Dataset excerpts
BEGIN

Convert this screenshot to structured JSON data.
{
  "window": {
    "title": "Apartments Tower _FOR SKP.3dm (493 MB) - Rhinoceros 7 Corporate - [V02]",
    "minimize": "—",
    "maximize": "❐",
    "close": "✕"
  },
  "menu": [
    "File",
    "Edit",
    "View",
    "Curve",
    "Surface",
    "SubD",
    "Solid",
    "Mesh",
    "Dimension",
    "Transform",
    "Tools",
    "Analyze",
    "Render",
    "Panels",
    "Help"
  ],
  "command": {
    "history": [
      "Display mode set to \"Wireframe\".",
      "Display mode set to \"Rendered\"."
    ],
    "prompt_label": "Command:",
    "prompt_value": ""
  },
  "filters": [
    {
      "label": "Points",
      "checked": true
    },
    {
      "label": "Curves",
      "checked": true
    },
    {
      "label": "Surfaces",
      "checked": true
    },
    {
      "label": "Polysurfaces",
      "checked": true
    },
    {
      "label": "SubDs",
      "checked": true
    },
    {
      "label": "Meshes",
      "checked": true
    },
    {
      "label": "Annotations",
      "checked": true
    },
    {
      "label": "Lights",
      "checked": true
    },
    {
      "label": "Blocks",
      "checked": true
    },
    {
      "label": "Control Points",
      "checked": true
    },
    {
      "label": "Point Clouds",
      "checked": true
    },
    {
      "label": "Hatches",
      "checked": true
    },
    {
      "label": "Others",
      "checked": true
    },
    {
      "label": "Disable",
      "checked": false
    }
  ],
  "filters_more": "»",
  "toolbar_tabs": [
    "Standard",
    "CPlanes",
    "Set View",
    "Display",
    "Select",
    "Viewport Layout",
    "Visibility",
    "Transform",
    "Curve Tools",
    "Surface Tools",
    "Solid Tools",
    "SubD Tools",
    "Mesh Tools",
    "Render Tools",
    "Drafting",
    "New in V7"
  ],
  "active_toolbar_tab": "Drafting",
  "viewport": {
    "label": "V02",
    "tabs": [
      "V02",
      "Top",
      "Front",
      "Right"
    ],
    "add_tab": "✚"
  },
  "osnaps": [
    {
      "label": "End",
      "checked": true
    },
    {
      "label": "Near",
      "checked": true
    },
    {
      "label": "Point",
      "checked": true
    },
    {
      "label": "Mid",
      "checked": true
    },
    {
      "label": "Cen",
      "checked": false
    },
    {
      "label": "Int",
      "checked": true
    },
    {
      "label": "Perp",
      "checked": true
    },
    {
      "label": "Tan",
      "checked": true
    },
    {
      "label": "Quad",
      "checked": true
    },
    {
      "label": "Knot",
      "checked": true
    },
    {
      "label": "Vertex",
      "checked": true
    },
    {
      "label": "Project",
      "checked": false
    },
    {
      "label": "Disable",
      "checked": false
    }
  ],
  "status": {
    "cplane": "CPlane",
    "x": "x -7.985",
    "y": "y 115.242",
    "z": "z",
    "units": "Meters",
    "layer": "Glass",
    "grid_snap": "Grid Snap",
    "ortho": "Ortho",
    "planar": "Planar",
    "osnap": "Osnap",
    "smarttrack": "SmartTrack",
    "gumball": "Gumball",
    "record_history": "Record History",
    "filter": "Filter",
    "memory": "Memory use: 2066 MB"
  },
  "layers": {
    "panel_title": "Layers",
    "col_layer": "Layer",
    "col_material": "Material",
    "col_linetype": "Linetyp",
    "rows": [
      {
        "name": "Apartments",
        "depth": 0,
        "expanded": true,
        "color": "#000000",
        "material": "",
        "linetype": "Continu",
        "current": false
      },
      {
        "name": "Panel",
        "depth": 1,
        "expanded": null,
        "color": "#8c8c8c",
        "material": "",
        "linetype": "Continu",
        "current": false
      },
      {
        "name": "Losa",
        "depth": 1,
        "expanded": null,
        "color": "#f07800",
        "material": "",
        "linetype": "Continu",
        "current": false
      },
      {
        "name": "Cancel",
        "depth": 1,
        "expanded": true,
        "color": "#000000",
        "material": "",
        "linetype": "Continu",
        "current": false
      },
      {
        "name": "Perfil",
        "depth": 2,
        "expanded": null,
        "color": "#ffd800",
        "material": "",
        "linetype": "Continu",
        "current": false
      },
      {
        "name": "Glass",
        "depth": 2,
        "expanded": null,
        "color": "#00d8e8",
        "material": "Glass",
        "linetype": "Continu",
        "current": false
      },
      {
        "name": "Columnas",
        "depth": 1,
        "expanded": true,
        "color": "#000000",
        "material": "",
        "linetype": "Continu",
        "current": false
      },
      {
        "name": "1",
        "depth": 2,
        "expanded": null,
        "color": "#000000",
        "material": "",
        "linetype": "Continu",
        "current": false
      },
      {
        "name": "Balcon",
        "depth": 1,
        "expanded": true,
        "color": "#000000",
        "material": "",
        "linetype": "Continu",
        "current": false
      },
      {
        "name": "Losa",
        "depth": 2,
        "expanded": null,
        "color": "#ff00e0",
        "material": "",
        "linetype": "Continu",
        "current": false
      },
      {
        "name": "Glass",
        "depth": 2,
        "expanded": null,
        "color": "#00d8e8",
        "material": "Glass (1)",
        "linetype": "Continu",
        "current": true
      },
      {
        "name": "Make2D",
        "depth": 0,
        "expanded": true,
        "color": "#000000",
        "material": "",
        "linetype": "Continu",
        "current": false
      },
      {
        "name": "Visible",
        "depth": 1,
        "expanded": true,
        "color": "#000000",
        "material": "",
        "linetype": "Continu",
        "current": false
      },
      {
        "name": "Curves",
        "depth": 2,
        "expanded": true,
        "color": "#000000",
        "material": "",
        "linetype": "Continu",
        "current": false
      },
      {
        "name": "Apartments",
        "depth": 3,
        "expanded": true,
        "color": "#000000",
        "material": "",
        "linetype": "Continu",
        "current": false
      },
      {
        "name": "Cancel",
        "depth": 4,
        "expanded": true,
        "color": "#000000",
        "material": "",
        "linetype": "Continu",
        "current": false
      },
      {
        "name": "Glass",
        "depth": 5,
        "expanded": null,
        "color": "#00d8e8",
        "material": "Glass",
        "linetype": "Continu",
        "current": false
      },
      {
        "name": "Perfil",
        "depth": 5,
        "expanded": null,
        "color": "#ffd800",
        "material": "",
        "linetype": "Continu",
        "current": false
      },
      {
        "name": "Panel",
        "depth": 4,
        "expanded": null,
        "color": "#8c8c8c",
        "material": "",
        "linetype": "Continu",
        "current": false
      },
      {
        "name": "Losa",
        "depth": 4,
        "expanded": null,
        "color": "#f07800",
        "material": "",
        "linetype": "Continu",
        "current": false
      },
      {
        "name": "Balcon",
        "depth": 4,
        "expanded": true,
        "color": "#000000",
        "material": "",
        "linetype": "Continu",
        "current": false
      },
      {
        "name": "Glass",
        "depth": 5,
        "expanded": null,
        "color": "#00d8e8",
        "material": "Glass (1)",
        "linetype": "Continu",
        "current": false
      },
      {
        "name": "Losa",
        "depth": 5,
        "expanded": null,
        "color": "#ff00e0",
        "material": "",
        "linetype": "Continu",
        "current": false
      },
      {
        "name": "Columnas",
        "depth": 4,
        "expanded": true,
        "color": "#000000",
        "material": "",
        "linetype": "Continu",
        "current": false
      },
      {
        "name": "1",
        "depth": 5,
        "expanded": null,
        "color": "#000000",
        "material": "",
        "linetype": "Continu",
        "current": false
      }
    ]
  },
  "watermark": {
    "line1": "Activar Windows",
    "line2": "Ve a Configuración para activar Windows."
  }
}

END

EXERCISE AIM >>
Return all the data exactly as given.

REPLY >>
Convert this screenshot to structured JSON data.
{
  "window": {
    "title": "Apartments Tower _FOR SKP.3dm (493 MB) - Rhinoceros 7 Corporate - [V02]",
    "minimize": "—",
    "maximize": "❐",
    "close": "✕"
  },
  "menu": [
    "File",
    "Edit",
    "View",
    "Curve",
    "Surface",
    "SubD",
    "Solid",
    "Mesh",
    "Dimension",
    "Transform",
    "Tools",
    "Analyze",
    "Render",
    "Panels",
    "Help"
  ],
  "command": {
    "history": [
      "Display mode set to \"Wireframe\".",
      "Display mode set to \"Rendered\"."
    ],
    "prompt_label": "Command:",
    "prompt_value": ""
  },
  "filters": [
    {
      "label": "Points",
      "checked": true
    },
    {
      "label": "Curves",
      "checked": true
    },
    {
      "label": "Surfaces",
      "checked": true
    },
    {
      "label": "Polysurfaces",
      "checked": true
    },
    {
      "label": "SubDs",
      "checked": true
    },
    {
      "label": "Meshes",
      "checked": true
    },
    {
      "label": "Annotations",
      "checked": true
    },
    {
      "label": "Lights",
      "checked": true
    },
    {
      "label": "Blocks",
      "checked": true
    },
    {
      "label": "Control Points",
      "checked": true
    },
    {
      "label": "Point Clouds",
      "checked": true
    },
    {
      "label": "Hatches",
      "checked": true
    },
    {
      "label": "Others",
      "checked": true
    },
    {
      "label": "Disable",
      "checked": false
    }
  ],
  "filters_more": "»",
  "toolbar_tabs": [
    "Standard",
    "CPlanes",
    "Set View",
    "Display",
    "Select",
    "Viewport Layout",
    "Visibility",
    "Transform",
    "Curve Tools",
    "Surface Tools",
    "Solid Tools",
    "SubD Tools",
    "Mesh Tools",
    "Render Tools",
    "Drafting",
    "New in V7"
  ],
  "active_toolbar_tab": "Drafting",
  "viewport": {
    "label": "V02",
    "tabs": [
      "V02",
      "Top",
      "Front",
      "Right"
    ],
    "add_tab": "✚"
  },
  "osnaps": [
    {
      "label": "End",
      "checked": true
    },
    {
      "label": "Near",
      "checked": true
    },
    {
      "label": "Point",
      "checked": true
    },
    {
      "label": "Mid",
      "checked": true
    },
    {
      "label": "Cen",
      "checked": false
    },
    {
      "label": "Int",
      "checked": true
    },
    {
      "label": "Perp",
      "checked": true
    },
    {
      "label": "Tan",
      "checked": true
    },
    {
      "label": "Quad",
      "checked": true
    },
    {
      "label": "Knot",
      "checked": true
    },
    {
      "label": "Vertex",
      "checked": true
    },
    {
      "label": "Project",
      "checked": false
    },
    {
      "label": "Disable",
      "checked": false
    }
  ],
  "status": {
    "cplane": "CPlane",
    "x": "x -7.985",
    "y": "y 115.242",
    "z": "z",
    "units": "Meters",
    "layer": "Glass",
    "grid_snap": "Grid Snap",
    "ortho": "Ortho",
    "planar": "Planar",
    "osnap": "Osnap",
    "smarttrack": "SmartTrack",
    "gumball": "Gumball",
    "record_history": "Record History",
    "filter": "Filter",
    "memory": "Memory use: 2066 MB"
  },
  "layers": {
    "panel_title": "Layers",
    "col_layer": "Layer",
    "col_material": "Material",
    "col_linetype": "Linetyp",
    "rows": [
      {
        "name": "Apartments",
        "depth": 0,
        "expanded": true,
        "color": "#000000",
        "material": "",
        "linetype": "Continu",
        "current": false
      },
      {
        "name": "Panel",
        "depth": 1,
        "expanded": null,
        "color": "#8c8c8c",
        "material": "",
        "linetype": "Continu",
        "current": false
      },
      {
        "name": "Losa",
        "depth": 1,
        "expanded": null,
        "color": "#f07800",
        "material": "",
        "linetype": "Continu",
        "current": false
      },
      {
        "name": "Cancel",
        "depth": 1,
        "expanded": true,
        "color": "#000000",
        "material": "",
        "linetype": "Continu",
        "current": false
      },
      {
        "name": "Perfil",
        "depth": 2,
        "expanded": null,
        "color": "#ffd800",
        "material": "",
        "linetype": "Continu",
        "current": false
      },
      {
        "name": "Glass",
        "depth": 2,
        "expanded": null,
        "color": "#00d8e8",
        "material": "Glass",
        "linetype": "Continu",
        "current": false
      },
      {
        "name": "Columnas",
        "depth": 1,
        "expanded": true,
        "color": "#000000",
        "material": "",
        "linetype": "Continu",
        "current": false
      },
      {
        "name": "1",
        "depth": 2,
        "expanded": null,
        "color": "#000000",
        "material": "",
        "linetype": "Continu",
        "current": false
      },
      {
        "name": "Balcon",
        "depth": 1,
        "expanded": true,
        "color": "#000000",
        "material": "",
        "linetype": "Continu",
        "current": false
      },
      {
        "name": "Losa",
        "depth": 2,
        "expanded": null,
        "color": "#ff00e0",
        "material": "",
        "linetype": "Continu",
        "current": false
      },
      {
        "name": "Glass",
        "depth": 2,
        "expanded": null,
        "color": "#00d8e8",
        "material": "Glass (1)",
        "linetype": "Continu",
        "current": true
      },
      {
        "name": "Make2D",
        "depth": 0,
        "expanded": true,
        "color": "#000000",
        "material": "",
        "linetype": "Continu",
        "current": false
      },
      {
        "name": "Visible",
        "depth": 1,
        "expanded": true,
        "color": "#000000",
        "material": "",
        "linetype": "Continu",
        "current": false
      },
      {
        "name": "Curves",
        "depth": 2,
        "expanded": true,
        "color": "#000000",
        "material": "",
        "linetype": "Continu",
        "current": false
      },
      {
        "name": "Apartments",
        "depth": 3,
        "expanded": true,
        "color": "#000000",
        "material": "",
        "linetype": "Continu",
        "current": false
      },
      {
        "name": "Cancel",
        "depth": 4,
        "expanded": true,
        "color": "#000000",
        "material": "",
        "linetype": "Continu",
        "current": false
      },
      {
        "name": "Glass",
        "depth": 5,
        "expanded": null,
        "color": "#00d8e8",
        "material": "Glass",
        "linetype": "Continu",
        "current": false
      },
      {
        "name": "Perfil",
        "depth": 5,
        "expanded": null,
        "color": "#ffd800",
        "material": "",
        "linetype": "Continu",
        "current": false
      },
      {
        "name": "Panel",
        "depth": 4,
        "expanded": null,
        "color": "#8c8c8c",
        "material": "",
        "linetype": "Continu",
        "current": false
      },
      {
        "name": "Losa",
        "depth": 4,
        "expanded": null,
        "color": "#f07800",
        "material": "",
        "linetype": "Continu",
        "current": false
      },
      {
        "name": "Balcon",
        "depth": 4,
        "expanded": true,
        "color": "#000000",
        "material": "",
        "linetype": "Continu",
        "current": false
      },
      {
        "name": "Glass",
        "depth": 5,
        "expanded": null,
        "color": "#00d8e8",
        "material": "Glass (1)",
        "linetype": "Continu",
        "current": false
      },
      {
        "name": "Losa",
        "depth": 5,
        "expanded": null,
        "color": "#ff00e0",
        "material": "",
        "linetype": "Continu",
        "current": false
      },
      {
        "name": "Columnas",
        "depth": 4,
        "expanded": true,
        "color": "#000000",
        "material": "",
        "linetype": "Continu",
        "current": false
      },
      {
        "name": "1",
        "depth": 5,
        "expanded": null,
        "color": "#000000",
        "material": "",
        "linetype": "Continu",
        "current": false
      }
    ]
  },
  "watermark": {
    "line1": "Activar Windows",
    "line2": "Ve a Configuración para activar Windows."
  }
}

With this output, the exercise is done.